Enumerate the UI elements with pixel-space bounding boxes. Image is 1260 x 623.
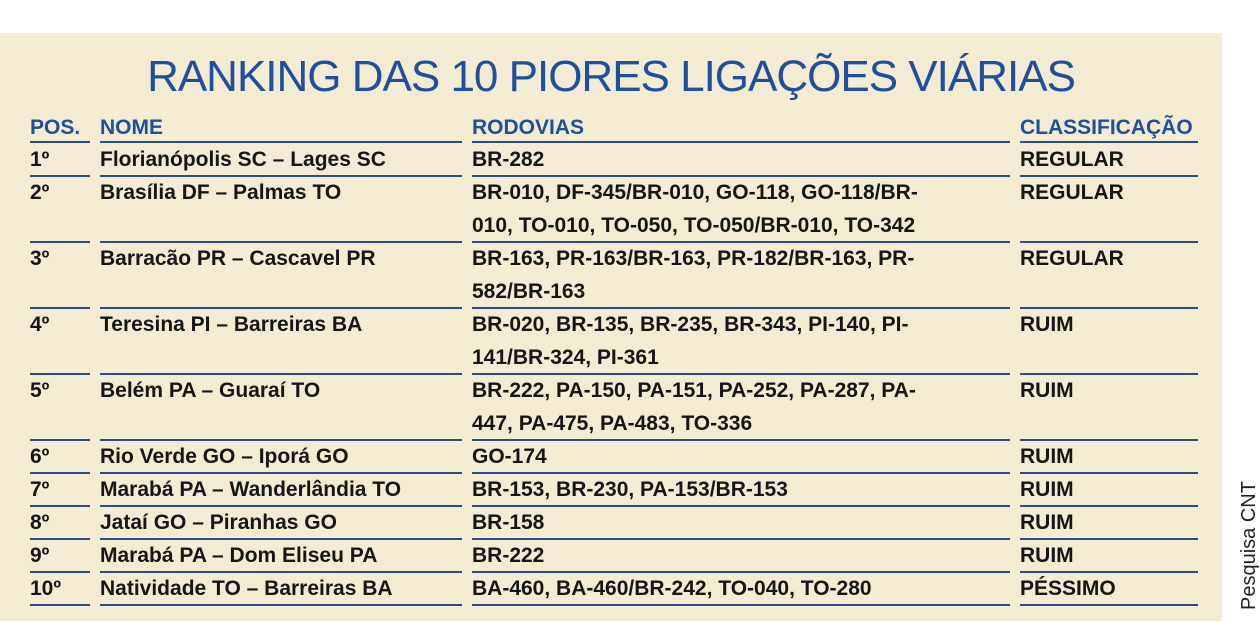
- row-rule: [472, 241, 1010, 243]
- row-rule: [1020, 307, 1198, 309]
- route-name: Teresina PI – Barreiras BA: [100, 313, 363, 336]
- row-rule: [1020, 505, 1198, 507]
- row-rule: [1020, 241, 1198, 243]
- panel: [0, 33, 1222, 621]
- route-name: Brasília DF – Palmas TO: [100, 181, 342, 204]
- row-rule: [1020, 604, 1198, 606]
- row-rule: [472, 538, 1010, 540]
- route-name: Natividade TO – Barreiras BA: [100, 577, 393, 600]
- row-rule: [1020, 141, 1198, 143]
- position: 9º: [30, 544, 50, 567]
- row-rule: [30, 505, 90, 507]
- classification: REGULAR: [1020, 148, 1124, 171]
- row-rule: [30, 472, 90, 474]
- row-rule: [1020, 175, 1198, 177]
- position: 4º: [30, 313, 50, 336]
- column-header: NOME: [100, 116, 163, 139]
- highways: BR-020, BR-135, BR-235, BR-343, PI-140, …: [472, 313, 909, 336]
- row-rule: [100, 571, 462, 573]
- route-name: Barracão PR – Cascavel PR: [100, 247, 376, 270]
- position: 6º: [30, 445, 50, 468]
- row-rule: [472, 604, 1010, 606]
- route-name: Marabá PA – Dom Eliseu PA: [100, 544, 378, 567]
- row-rule: [30, 571, 90, 573]
- row-rule: [30, 538, 90, 540]
- source: Pesquisa CNT: [1238, 481, 1260, 610]
- row-rule: [30, 439, 90, 441]
- highways: 141/BR-324, PI-361: [472, 346, 659, 369]
- row-rule: [100, 141, 462, 143]
- route-name: Marabá PA – Wanderlândia TO: [100, 478, 402, 501]
- route-name: Rio Verde GO – Iporá GO: [100, 445, 349, 468]
- row-rule: [100, 175, 462, 177]
- row-rule: [30, 373, 90, 375]
- classification: REGULAR: [1020, 247, 1124, 270]
- highways: BR-158: [472, 511, 545, 534]
- row-rule: [472, 505, 1010, 507]
- highways: BR-163, PR-163/BR-163, PR-182/BR-163, PR…: [472, 247, 915, 270]
- row-rule: [100, 373, 462, 375]
- classification: RUIM: [1020, 313, 1074, 336]
- row-rule: [100, 472, 462, 474]
- classification: RUIM: [1020, 478, 1074, 501]
- row-rule: [30, 307, 90, 309]
- classification: PÉSSIMO: [1020, 577, 1116, 600]
- row-rule: [100, 241, 462, 243]
- position: 10º: [30, 577, 62, 600]
- row-rule: [472, 141, 1010, 143]
- column-header: POS.: [30, 116, 81, 139]
- highways: BR-153, BR-230, PA-153/BR-153: [472, 478, 788, 501]
- row-rule: [1020, 472, 1198, 474]
- classification: REGULAR: [1020, 181, 1124, 204]
- row-rule: [30, 175, 90, 177]
- row-rule: [30, 241, 90, 243]
- title: RANKING DAS 10 PIORES LIGAÇÕES VIÁRIAS: [147, 52, 1076, 101]
- row-rule: [100, 505, 462, 507]
- highways: BA-460, BA-460/BR-242, TO-040, TO-280: [472, 577, 872, 600]
- row-rule: [1020, 373, 1198, 375]
- row-rule: [100, 307, 462, 309]
- row-rule: [100, 604, 462, 606]
- highways: BR-222, PA-150, PA-151, PA-252, PA-287, …: [472, 379, 916, 402]
- highways: 447, PA-475, PA-483, TO-336: [472, 412, 753, 435]
- route-name: Belém PA – Guaraí TO: [100, 379, 321, 402]
- classification: RUIM: [1020, 511, 1074, 534]
- position: 3º: [30, 247, 50, 270]
- row-rule: [472, 439, 1010, 441]
- classification: RUIM: [1020, 544, 1074, 567]
- row-rule: [472, 571, 1010, 573]
- row-rule: [100, 538, 462, 540]
- column-header: CLASSIFICAÇÃO: [1020, 116, 1193, 139]
- row-rule: [1020, 538, 1198, 540]
- highways: BR-222: [472, 544, 545, 567]
- row-rule: [30, 604, 90, 606]
- row-rule: [472, 175, 1010, 177]
- position: 7º: [30, 478, 50, 501]
- route-name: Florianópolis SC – Lages SC: [100, 148, 386, 171]
- row-rule: [1020, 571, 1198, 573]
- column-header: RODOVIAS: [472, 116, 585, 139]
- classification: RUIM: [1020, 445, 1074, 468]
- position: 1º: [30, 148, 50, 171]
- classification: RUIM: [1020, 379, 1074, 402]
- position: 8º: [30, 511, 50, 534]
- position: 2º: [30, 181, 50, 204]
- position: 5º: [30, 379, 50, 402]
- row-rule: [30, 141, 90, 143]
- route-name: Jataí GO – Piranhas GO: [100, 511, 337, 534]
- highways: BR-010, DF-345/BR-010, GO-118, GO-118/BR…: [472, 181, 918, 204]
- highways: BR-282: [472, 148, 545, 171]
- row-rule: [472, 472, 1010, 474]
- row-rule: [100, 439, 462, 441]
- row-rule: [472, 373, 1010, 375]
- highways: 582/BR-163: [472, 280, 586, 303]
- row-rule: [472, 307, 1010, 309]
- row-rule: [1020, 439, 1198, 441]
- highways: 010, TO-010, TO-050, TO-050/BR-010, TO-3…: [472, 214, 916, 237]
- highways: GO-174: [472, 445, 547, 468]
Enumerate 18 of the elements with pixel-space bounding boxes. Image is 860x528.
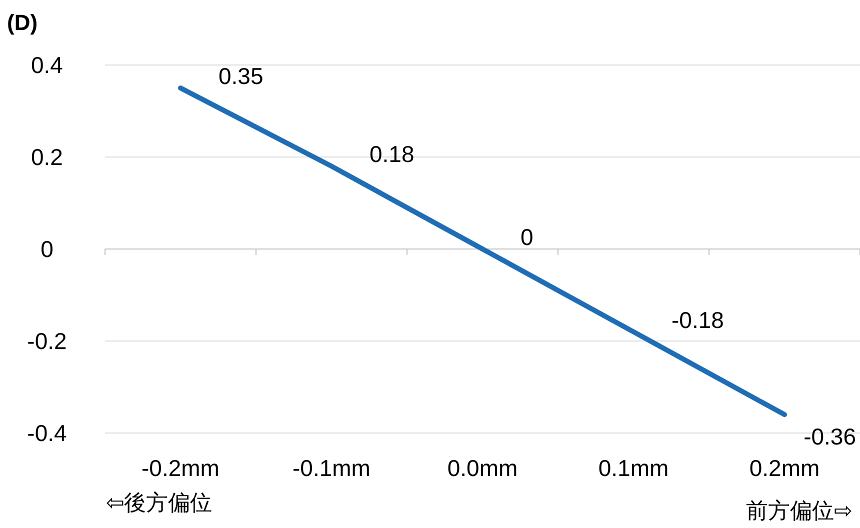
______
• _Instructions for the task_
Duplicate, without any alteration, the lines of the material between the line holding "- row-rule: [472, 241, 1010, 243]" and the line holding "- position: 9º: [30, 544, 50, 567]", inclusive.

• _Exercise result_
- row-rule: [472, 241, 1010, 243]
- row-rule: [1020, 307, 1198, 309]
- route-name: Teresina PI – Barreiras BA: [100, 313, 363, 336]
- row-rule: [1020, 505, 1198, 507]
- row-rule: [1020, 241, 1198, 243]
- panel: [0, 33, 1222, 621]
- route-name: Brasília DF – Palmas TO: [100, 181, 342, 204]
- row-rule: [1020, 604, 1198, 606]
- row-rule: [472, 538, 1010, 540]
- route-name: Natividade TO – Barreiras BA: [100, 577, 393, 600]
- row-rule: [1020, 141, 1198, 143]
- position: 9º: [30, 544, 50, 567]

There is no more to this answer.